▸ **Problem to work on**: Exact reproduction required: print each line of the material below.

▸ **Input data**:
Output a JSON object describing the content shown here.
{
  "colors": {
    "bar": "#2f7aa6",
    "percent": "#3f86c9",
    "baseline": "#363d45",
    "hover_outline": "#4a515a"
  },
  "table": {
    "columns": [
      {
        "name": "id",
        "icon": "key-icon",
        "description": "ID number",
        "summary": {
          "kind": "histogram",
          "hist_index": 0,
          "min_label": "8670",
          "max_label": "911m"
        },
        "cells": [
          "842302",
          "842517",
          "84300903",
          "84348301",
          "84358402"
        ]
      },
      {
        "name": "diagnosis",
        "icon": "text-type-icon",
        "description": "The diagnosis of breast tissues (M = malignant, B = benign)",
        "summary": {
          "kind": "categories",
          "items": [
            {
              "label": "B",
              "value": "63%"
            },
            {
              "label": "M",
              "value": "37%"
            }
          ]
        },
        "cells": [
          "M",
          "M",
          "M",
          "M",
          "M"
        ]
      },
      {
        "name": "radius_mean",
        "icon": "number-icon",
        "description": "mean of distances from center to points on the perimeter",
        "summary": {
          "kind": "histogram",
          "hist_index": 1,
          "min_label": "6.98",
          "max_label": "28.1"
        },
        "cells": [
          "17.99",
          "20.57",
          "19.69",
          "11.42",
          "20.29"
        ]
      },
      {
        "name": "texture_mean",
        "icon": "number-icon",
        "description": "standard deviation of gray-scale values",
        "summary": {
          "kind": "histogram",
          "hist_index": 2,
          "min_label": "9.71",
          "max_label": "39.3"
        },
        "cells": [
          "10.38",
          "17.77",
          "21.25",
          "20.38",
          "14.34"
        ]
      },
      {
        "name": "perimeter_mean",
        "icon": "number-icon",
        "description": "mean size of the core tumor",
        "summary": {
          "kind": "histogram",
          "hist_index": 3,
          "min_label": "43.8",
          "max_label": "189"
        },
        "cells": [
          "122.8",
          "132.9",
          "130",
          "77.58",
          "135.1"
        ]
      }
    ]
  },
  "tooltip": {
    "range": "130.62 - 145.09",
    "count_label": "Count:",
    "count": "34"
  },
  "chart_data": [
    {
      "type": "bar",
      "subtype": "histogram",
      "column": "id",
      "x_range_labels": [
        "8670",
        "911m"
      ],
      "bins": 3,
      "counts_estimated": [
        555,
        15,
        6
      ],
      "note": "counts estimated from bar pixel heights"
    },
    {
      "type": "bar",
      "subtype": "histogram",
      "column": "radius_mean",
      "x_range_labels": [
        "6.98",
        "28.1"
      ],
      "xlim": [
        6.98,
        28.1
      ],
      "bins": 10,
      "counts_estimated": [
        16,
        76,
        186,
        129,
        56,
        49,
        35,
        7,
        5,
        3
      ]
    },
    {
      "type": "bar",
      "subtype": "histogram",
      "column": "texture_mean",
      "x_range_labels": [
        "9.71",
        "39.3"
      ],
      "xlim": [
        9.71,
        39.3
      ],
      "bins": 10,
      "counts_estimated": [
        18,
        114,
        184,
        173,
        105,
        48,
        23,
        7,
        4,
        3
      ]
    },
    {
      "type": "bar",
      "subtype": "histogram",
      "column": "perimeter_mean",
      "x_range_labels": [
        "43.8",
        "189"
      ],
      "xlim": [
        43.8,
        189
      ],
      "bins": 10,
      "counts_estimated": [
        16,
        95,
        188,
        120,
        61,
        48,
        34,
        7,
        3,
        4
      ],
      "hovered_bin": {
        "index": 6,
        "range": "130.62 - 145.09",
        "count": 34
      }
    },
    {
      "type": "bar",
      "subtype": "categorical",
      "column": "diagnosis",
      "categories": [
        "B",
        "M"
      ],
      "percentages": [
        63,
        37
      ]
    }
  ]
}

▸ **Response below**:
Output a JSON object describing the content shown here.
{
  "colors": {
    "bar": "#2f7aa6",
    "percent": "#3f86c9",
    "baseline": "#363d45",
    "hover_outline": "#4a515a"
  },
  "table": {
    "columns": [
      {
        "name": "id",
        "icon": "key-icon",
        "description": "ID number",
        "summary": {
          "kind": "histogram",
          "hist_index": 0,
          "min_label": "8670",
          "max_label": "911m"
        },
        "cells": [
          "842302",
          "842517",
          "84300903",
          "84348301",
          "84358402"
        ]
      },
      {
        "name": "diagnosis",
        "icon": "text-type-icon",
        "description": "The diagnosis of breast tissues (M = malignant, B = benign)",
        "summary": {
          "kind": "categories",
          "items": [
            {
              "label": "B",
              "value": "63%"
            },
            {
              "label": "M",
              "value": "37%"
            }
          ]
        },
        "cells": [
          "M",
          "M",
          "M",
          "M",
          "M"
        ]
      },
      {
        "name": "radius_mean",
        "icon": "number-icon",
        "description": "mean of distances from center to points on the perimeter",
        "summary": {
          "kind": "histogram",
          "hist_index": 1,
          "min_label": "6.98",
          "max_label": "28.1"
        },
        "cells": [
          "17.99",
          "20.57",
          "19.69",
          "11.42",
          "20.29"
        ]
      },
      {
        "name": "texture_mean",
        "icon": "number-icon",
        "description": "standard deviation of gray-scale values",
        "summary": {
          "kind": "histogram",
          "hist_index": 2,
          "min_label": "9.71",
          "max_label": "39.3"
        },
        "cells": [
          "10.38",
          "17.77",
          "21.25",
          "20.38",
          "14.34"
        ]
      },
      {
        "name": "perimeter_mean",
        "icon": "number-icon",
        "description": "mean size of the core tumor",
        "summary": {
          "kind": "histogram",
          "hist_index": 3,
          "min_label": "43.8",
          "max_label": "189"
        },
        "cells": [
          "122.8",
          "132.9",
          "130",
          "77.58",
          "135.1"
        ]
      }
    ]
  },
  "tooltip": {
    "range": "130.62 - 145.09",
    "count_label": "Count:",
    "count": "34"
  },
  "chart_data": [
    {
      "type": "bar",
      "subtype": "histogram",
      "column": "id",
      "x_range_labels": [
        "8670",
        "911m"
      ],
      "bins": 3,
      "counts_estimated": [
        555,
        15,
        6
      ],
      "note": "counts estimated from bar pixel heights"
    },
    {
      "type": "bar",
      "subtype": "histogram",
      "column": "radius_mean",
      "x_range_labels": [
        "6.98",
        "28.1"
      ],
      "xlim": [
        6.98,
        28.1
      ],
      "bins": 10,
      "counts_estimated": [
        16,
        76,
        186,
        129,
        56,
        49,
        35,
        7,
        5,
        3
      ]
    },
    {
      "type": "bar",
      "subtype": "histogram",
      "column": "texture_mean",
      "x_range_labels": [
        "9.71",
        "39.3"
      ],
      "xlim": [
        9.71,
        39.3
      ],
      "bins": 10,
      "counts_estimated": [
        18,
        114,
        184,
        173,
        105,
        48,
        23,
        7,
        4,
        3
      ]
    },
    {
      "type": "bar",
      "subtype": "histogram",
      "column": "perimeter_mean",
      "x_range_labels": [
        "43.8",
        "189"
      ],
      "xlim": [
        43.8,
        189
      ],
      "bins": 10,
      "counts_estimated": [
        16,
        95,
        188,
        120,
        61,
        48,
        34,
        7,
        3,
        4
      ],
      "hovered_bin": {
        "index": 6,
        "range": "130.62 - 145.09",
        "count": 34
      }
    },
    {
      "type": "bar",
      "subtype": "categorical",
      "column": "diagnosis",
      "categories": [
        "B",
        "M"
      ],
      "percentages": [
        63,
        37
      ]
    }
  ]
}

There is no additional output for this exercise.